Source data
[Start]

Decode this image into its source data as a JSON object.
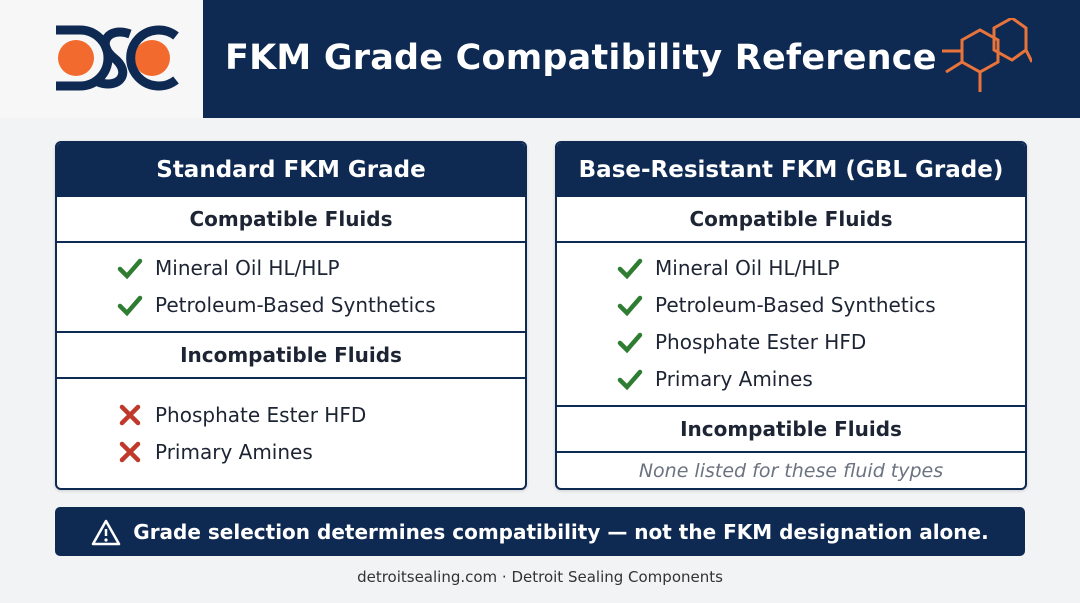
{
  "header": {
    "title": "FKM Grade Compatibility Reference"
  },
  "panels": [
    {
      "title": "Standard FKM Grade",
      "sections": [
        {
          "heading": "Compatible Fluids",
          "status": "compatible",
          "items": [
            "Mineral Oil HL/HLP",
            "Petroleum-Based Synthetics"
          ]
        },
        {
          "heading": "Incompatible Fluids",
          "status": "incompatible",
          "items": [
            "Phosphate Ester HFD",
            "Primary Amines"
          ]
        }
      ]
    },
    {
      "title": "Base-Resistant FKM (GBL Grade)",
      "sections": [
        {
          "heading": "Compatible Fluids",
          "status": "compatible",
          "items": [
            "Mineral Oil HL/HLP",
            "Petroleum-Based Synthetics",
            "Phosphate Ester HFD",
            "Primary Amines"
          ]
        },
        {
          "heading": "Incompatible Fluids",
          "note": "None listed for these fluid types"
        }
      ]
    }
  ],
  "banner": {
    "text": "Grade selection determines compatibility — not the FKM designation alone."
  },
  "footer": {
    "text": "detroitsealing.com · Detroit Sealing Components"
  }
}
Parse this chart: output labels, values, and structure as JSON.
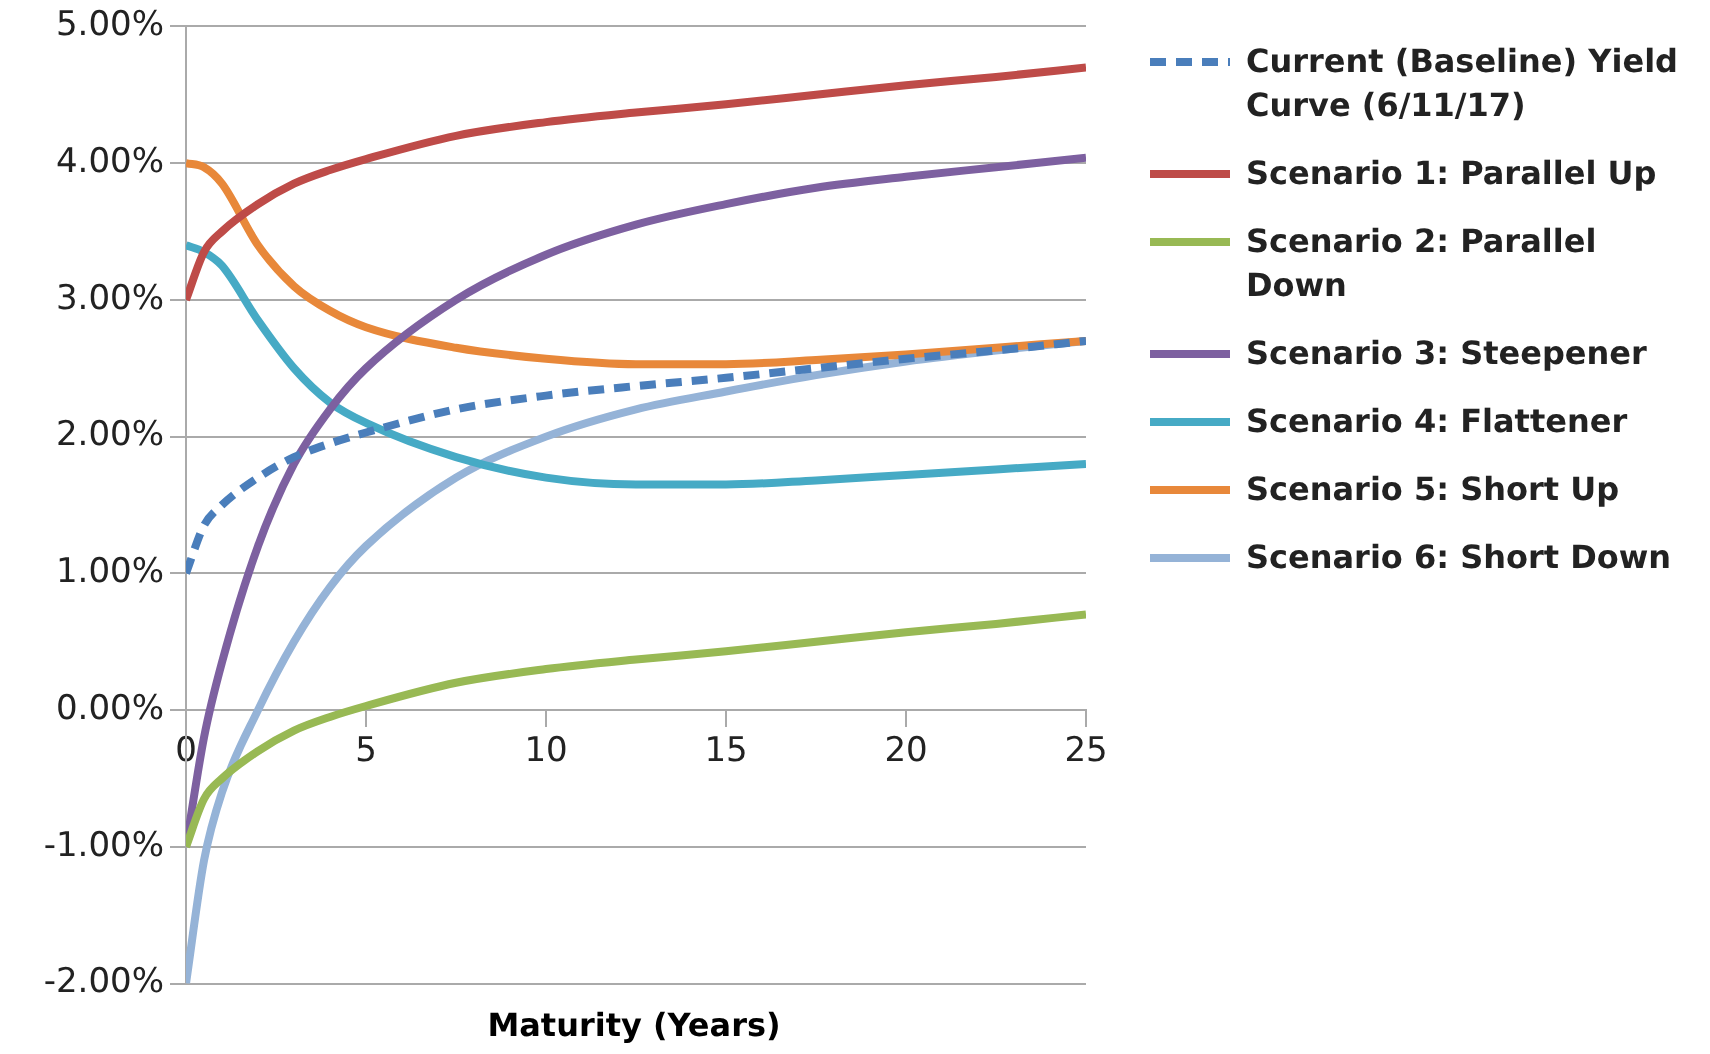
{
  "chart_data": {
    "type": "line",
    "xlabel": "Maturity (Years)",
    "xlim": [
      0,
      25
    ],
    "xticks": [
      0,
      5,
      10,
      15,
      20,
      25
    ],
    "ylim": [
      -2,
      5
    ],
    "yticks": [
      {
        "value": -2,
        "label": "-2.00%"
      },
      {
        "value": -1,
        "label": "-1.00%"
      },
      {
        "value": 0,
        "label": "0.00%"
      },
      {
        "value": 1,
        "label": "1.00%"
      },
      {
        "value": 2,
        "label": "2.00%"
      },
      {
        "value": 3,
        "label": "3.00%"
      },
      {
        "value": 4,
        "label": "4.00%"
      },
      {
        "value": 5,
        "label": "5.00%"
      }
    ],
    "grid": "y",
    "legend": "right",
    "marker": "none",
    "x": [
      0,
      0.5,
      1,
      2,
      3,
      4,
      5,
      7.5,
      10,
      12.5,
      15,
      17.5,
      20,
      22.5,
      25
    ],
    "series": [
      {
        "name": "Current (Baseline) Yield Curve (6/11/17)",
        "color": "#4a7ebb",
        "line_style": "dashed",
        "values": [
          1.0,
          1.35,
          1.5,
          1.7,
          1.85,
          1.95,
          2.03,
          2.2,
          2.3,
          2.37,
          2.43,
          2.5,
          2.57,
          2.63,
          2.7
        ]
      },
      {
        "name": "Scenario 1: Parallel Up",
        "color": "#be4b48",
        "values": [
          3.0,
          3.35,
          3.5,
          3.7,
          3.85,
          3.95,
          4.03,
          4.2,
          4.3,
          4.37,
          4.43,
          4.5,
          4.57,
          4.63,
          4.7
        ]
      },
      {
        "name": "Scenario 2: Parallel Down",
        "color": "#98b954",
        "values": [
          -1.0,
          -0.65,
          -0.5,
          -0.3,
          -0.15,
          -0.05,
          0.03,
          0.2,
          0.3,
          0.37,
          0.43,
          0.5,
          0.57,
          0.63,
          0.7
        ]
      },
      {
        "name": "Scenario 3: Steepener",
        "color": "#7d60a0",
        "values": [
          -1.0,
          -0.2,
          0.35,
          1.2,
          1.8,
          2.2,
          2.5,
          3.0,
          3.33,
          3.55,
          3.7,
          3.82,
          3.9,
          3.97,
          4.04
        ]
      },
      {
        "name": "Scenario 4: Flattener",
        "color": "#46aac5",
        "values": [
          3.4,
          3.35,
          3.25,
          2.85,
          2.5,
          2.25,
          2.1,
          1.85,
          1.7,
          1.65,
          1.65,
          1.68,
          1.72,
          1.76,
          1.8
        ]
      },
      {
        "name": "Scenario 5: Short Up",
        "color": "#e8883a",
        "values": [
          4.0,
          3.97,
          3.85,
          3.4,
          3.1,
          2.92,
          2.8,
          2.65,
          2.57,
          2.53,
          2.53,
          2.56,
          2.6,
          2.65,
          2.7
        ]
      },
      {
        "name": "Scenario 6: Short Down",
        "color": "#95b3d7",
        "values": [
          -2.0,
          -1.1,
          -0.6,
          0.0,
          0.5,
          0.9,
          1.2,
          1.7,
          2.0,
          2.2,
          2.33,
          2.45,
          2.55,
          2.63,
          2.7
        ]
      }
    ]
  }
}
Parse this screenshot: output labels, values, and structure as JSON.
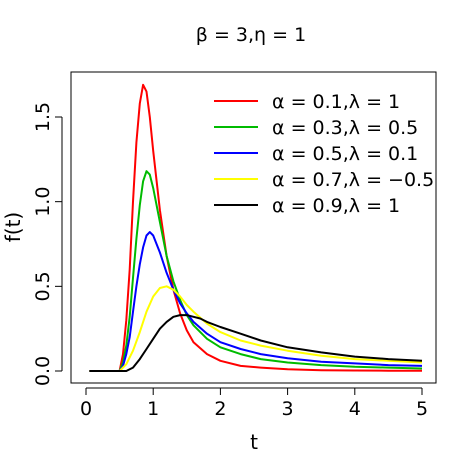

[End]

Do this: Look over the listing above. Pick out and copy every line that includes "Down".

Complete response:
        "name": "Scenario 2: Parallel Down",
        "name": "Scenario 6: Short Down",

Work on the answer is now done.